== RECORDED DATA

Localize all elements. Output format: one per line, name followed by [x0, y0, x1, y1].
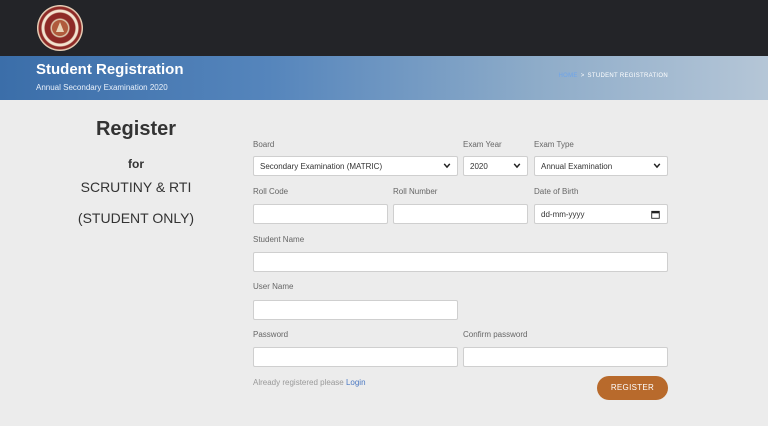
roll-code-label: Roll Code	[253, 187, 289, 196]
password-input[interactable]	[253, 347, 458, 367]
dob-placeholder: dd-mm-yyyy	[541, 210, 585, 219]
register-heading: Register	[95, 118, 177, 140]
exam-year-selected-value: 2020	[470, 162, 488, 171]
user-name-label: User Name	[253, 282, 294, 291]
login-link[interactable]: Login	[346, 378, 366, 387]
exam-type-label: Exam Type	[534, 140, 574, 149]
roll-number-label: Roll Number	[393, 187, 438, 196]
user-name-input[interactable]	[253, 300, 458, 320]
exam-type-selected-value: Annual Examination	[541, 162, 613, 171]
confirm-password-input[interactable]	[463, 347, 668, 367]
page-title: Student Registration	[36, 61, 184, 78]
board-select[interactable]: Secondary Examination (MATRIC)	[253, 156, 458, 176]
exam-type-select[interactable]: Annual Examination	[534, 156, 668, 176]
roll-code-input[interactable]	[253, 204, 388, 224]
already-registered-text: Already registered please Login	[253, 378, 366, 387]
breadcrumb-separator: >	[580, 73, 585, 79]
breadcrumb-current: STUDENT REGISTRATION	[587, 73, 668, 79]
register-purpose: SCRUTINY & RTI	[80, 179, 192, 195]
student-name-label: Student Name	[253, 235, 305, 244]
board-label: Board	[253, 140, 275, 149]
roll-number-input[interactable]	[393, 204, 528, 224]
exam-year-select[interactable]: 2020	[463, 156, 528, 176]
register-for-text: for	[128, 157, 144, 171]
chevron-down-icon	[443, 163, 451, 169]
calendar-icon[interactable]	[651, 210, 660, 219]
breadcrumb-home-link[interactable]: HOME	[559, 73, 578, 79]
already-registered-label: Already registered please	[253, 378, 344, 387]
dob-label: Date of Birth	[534, 187, 579, 196]
dob-input[interactable]: dd-mm-yyyy	[534, 204, 668, 224]
board-logo-icon[interactable]	[37, 5, 83, 51]
confirm-password-label: Confirm password	[463, 330, 528, 339]
register-button[interactable]: REGISTER	[597, 376, 668, 400]
breadcrumb: HOME > STUDENT REGISTRATION	[559, 73, 668, 79]
page-subtitle: Annual Secondary Examination 2020	[36, 83, 168, 92]
board-selected-value: Secondary Examination (MATRIC)	[260, 162, 383, 171]
password-label: Password	[253, 330, 289, 339]
top-bar	[0, 0, 768, 56]
page-banner: Student Registration Annual Secondary Ex…	[0, 56, 768, 100]
chevron-down-icon	[513, 163, 521, 169]
chevron-down-icon	[653, 163, 661, 169]
register-intro: Register for SCRUTINY & RTI (STUDENT ONL…	[36, 118, 236, 226]
exam-year-label: Exam Year	[463, 140, 502, 149]
student-name-input[interactable]	[253, 252, 668, 272]
register-audience: (STUDENT ONLY)	[77, 210, 195, 226]
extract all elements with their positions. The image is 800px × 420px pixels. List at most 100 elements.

====

- EXERCISE OBJECTIVE -
Reproduce every one of the entries above verbatim, line by line, and omit the pictures from your reproduction.

- FULL ANSWER -
Localize all elements. Output format: one per line, name followed by [x0, y0, x1, y1].
roll-code-label: Roll Code	[253, 187, 289, 196]
password-input[interactable]	[253, 347, 458, 367]
dob-placeholder: dd-mm-yyyy	[541, 210, 585, 219]
register-heading: Register	[95, 118, 177, 140]
exam-year-selected-value: 2020	[470, 162, 488, 171]
user-name-label: User Name	[253, 282, 294, 291]
login-link[interactable]: Login	[346, 378, 366, 387]
exam-type-label: Exam Type	[534, 140, 574, 149]
roll-number-label: Roll Number	[393, 187, 438, 196]
user-name-input[interactable]	[253, 300, 458, 320]
exam-type-selected-value: Annual Examination	[541, 162, 613, 171]
confirm-password-input[interactable]	[463, 347, 668, 367]
page-title: Student Registration	[36, 61, 184, 78]
board-select[interactable]: Secondary Examination (MATRIC)	[253, 156, 458, 176]
exam-type-select[interactable]: Annual Examination	[534, 156, 668, 176]
roll-code-input[interactable]	[253, 204, 388, 224]
already-registered-text: Already registered please Login	[253, 378, 366, 387]
breadcrumb-separator: >	[580, 73, 585, 79]
breadcrumb-current: STUDENT REGISTRATION	[587, 73, 668, 79]
register-purpose: SCRUTINY & RTI	[80, 179, 192, 195]
student-name-label: Student Name	[253, 235, 305, 244]
board-label: Board	[253, 140, 275, 149]
roll-number-input[interactable]	[393, 204, 528, 224]
exam-year-select[interactable]: 2020	[463, 156, 528, 176]
register-for-text: for	[128, 157, 144, 171]
chevron-down-icon	[443, 163, 451, 169]
calendar-icon[interactable]	[651, 210, 660, 219]
breadcrumb-home-link[interactable]: HOME	[559, 73, 578, 79]
already-registered-label: Already registered please	[253, 378, 344, 387]
dob-label: Date of Birth	[534, 187, 579, 196]
dob-input[interactable]: dd-mm-yyyy	[534, 204, 668, 224]
board-logo-icon[interactable]	[37, 5, 83, 51]
confirm-password-label: Confirm password	[463, 330, 528, 339]
register-button[interactable]: REGISTER	[597, 376, 668, 400]
breadcrumb: HOME > STUDENT REGISTRATION	[559, 73, 668, 79]
page-subtitle: Annual Secondary Examination 2020	[36, 83, 168, 92]
board-selected-value: Secondary Examination (MATRIC)	[260, 162, 383, 171]
password-label: Password	[253, 330, 289, 339]
top-bar	[0, 0, 768, 56]
page-banner: Student Registration Annual Secondary Ex…	[0, 56, 768, 100]
chevron-down-icon	[513, 163, 521, 169]
chevron-down-icon	[653, 163, 661, 169]
register-intro: Register for SCRUTINY & RTI (STUDENT ONL…	[36, 118, 236, 226]
exam-year-label: Exam Year	[463, 140, 502, 149]
student-name-input[interactable]	[253, 252, 668, 272]
register-audience: (STUDENT ONLY)	[77, 210, 195, 226]
extract all elements with their positions. The image is 800px × 420px pixels. List at most 100 elements.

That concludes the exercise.